→ **ROWS**:

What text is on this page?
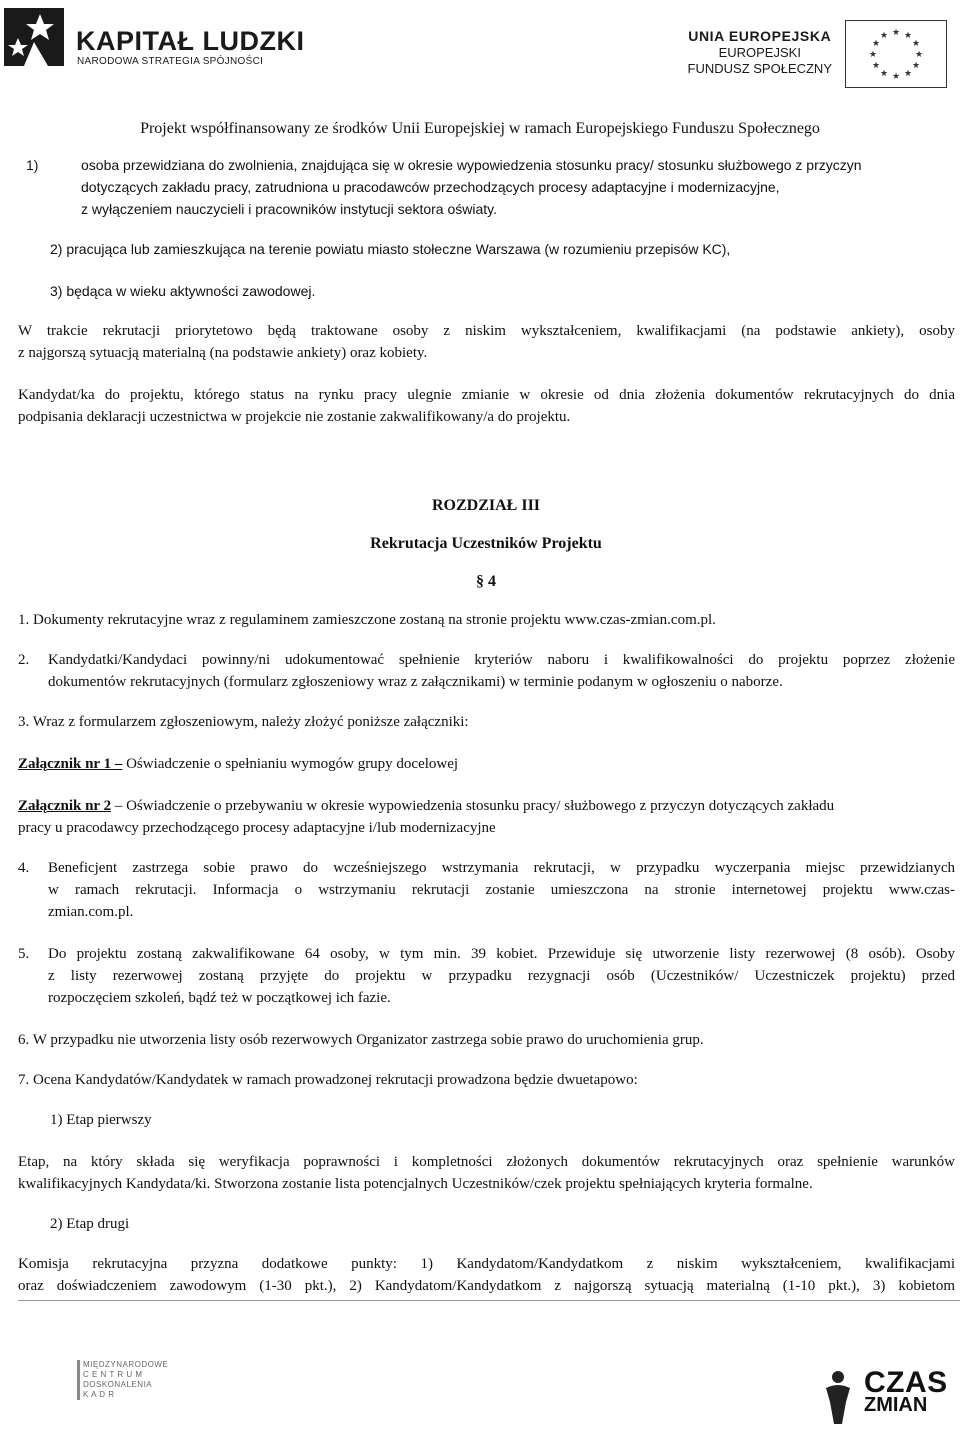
KAPITAŁ LUDZKI
NARODOWA STRATEGIA SPÓJNOŚCI
UNIA EUROPEJSKA
EUROPEJSKI
FUNDUSZ SPOŁECZNY
★ ★
★
★
★
★
★
★
★
★
★
★
Projekt współfinansowany ze środków Unii Europejskiej w ramach Europejskiego Funduszu Społecznego
1)	osoba przewidziana do zwolnienia, znajdująca się w okresie wypowiedzenia stosunku pracy/ stosunku służbowego z przyczyn
dotyczących zakładu pracy, zatrudniona u pracodawców przechodzących procesy adaptacyjne i modernizacyjne,
z wyłączeniem nauczycieli i pracowników instytucji sektora oświaty.
2) pracująca lub zamieszkująca na terenie powiatu miasto stołeczne Warszawa (w rozumieniu przepisów KC),
3) będąca w wieku aktywności zawodowej.
W trakcie rekrutacji priorytetowo będą traktowane osoby z niskim wykształceniem, kwalifikacjami (na podstawie ankiety), osoby
z najgorszą sytuacją materialną (na podstawie ankiety) oraz kobiety.
Kandydat/ka do projektu, którego status na rynku pracy ulegnie zmianie w okresie od dnia złożenia dokumentów rekrutacyjnych do dnia
podpisania deklaracji uczestnictwa w projekcie nie zostanie zakwalifikowany/a do projektu.
ROZDZIAŁ III
Rekrutacja Uczestników Projektu
§ 4
1. Dokumenty rekrutacyjne wraz z regulaminem zamieszczone zostaną na stronie projektu www.czas-zmian.com.pl.
2. Kandydatki/Kandydaci powinny/ni udokumentować spełnienie kryteriów naboru i kwalifikowalności do projektu poprzez złożenie
dokumentów rekrutacyjnych (formularz zgłoszeniowy wraz z załącznikami) w terminie podanym w ogłoszeniu o naborze.
3. Wraz z formularzem zgłoszeniowym, należy złożyć poniższe załączniki:
Załącznik nr 1 – Oświadczenie o spełnianiu wymogów grupy docelowej
Załącznik nr 2 – Oświadczenie o przebywaniu w okresie wypowiedzenia stosunku pracy/ służbowego z przyczyn dotyczących zakładu
pracy u pracodawcy przechodzącego procesy adaptacyjne i/lub modernizacyjne
4. Beneficjent zastrzega sobie prawo do wcześniejszego wstrzymania rekrutacji, w przypadku wyczerpania miejsc przewidzianych
w ramach rekrutacji. Informacja o wstrzymaniu rekrutacji zostanie umieszczona na stronie internetowej projektu www.czas-
zmian.com.pl.
5. Do projektu zostaną zakwalifikowane 64 osoby, w tym min. 39 kobiet. Przewiduje się utworzenie listy rezerwowej (8 osób). Osoby
z listy rezerwowej zostaną przyjęte do projektu w przypadku rezygnacji osób (Uczestników/ Uczestniczek projektu) przed
rozpoczęciem szkoleń, bądź też w początkowej ich fazie.
6. W przypadku nie utworzenia listy osób rezerwowych Organizator zastrzega sobie prawo do uruchomienia grup.
7. Ocena Kandydatów/Kandydatek w ramach prowadzonej rekrutacji prowadzona będzie dwuetapowo:
1) Etap pierwszy
Etap, na który składa się weryfikacja poprawności i kompletności złożonych dokumentów rekrutacyjnych oraz spełnienie warunków
kwalifikacyjnych Kandydata/ki. Stworzona zostanie lista potencjalnych Uczestników/czek projektu spełniających kryteria formalne.
2) Etap drugi
Komisja rekrutacyjna przyzna dodatkowe punkty: 1) Kandydatom/Kandydatkom z niskim wykształceniem, kwalifikacjami
oraz doświadczeniem zawodowym (1-30 pkt.), 2) Kandydatom/Kandydatkom z najgorszą sytuacją materialną (1-10 pkt.), 3) kobietom
MIĘDZYNARODOWE
C E N T R U M
DOSKONALENIA
K A D R	CZAS
ZMIAN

→ **AIM OF THE TASK**: Scan the lines above for "niskim", then copy every one that has it.

→ **FINAL RESULT**:
W trakcie rekrutacji priorytetowo będą traktowane osoby z niskim wykształceniem, kwalifikacjami (na podstawie ankiety), osoby
Komisja rekrutacyjna przyzna dodatkowe punkty: 1) Kandydatom/Kandydatkom z niskim wykształceniem, kwalifikacjami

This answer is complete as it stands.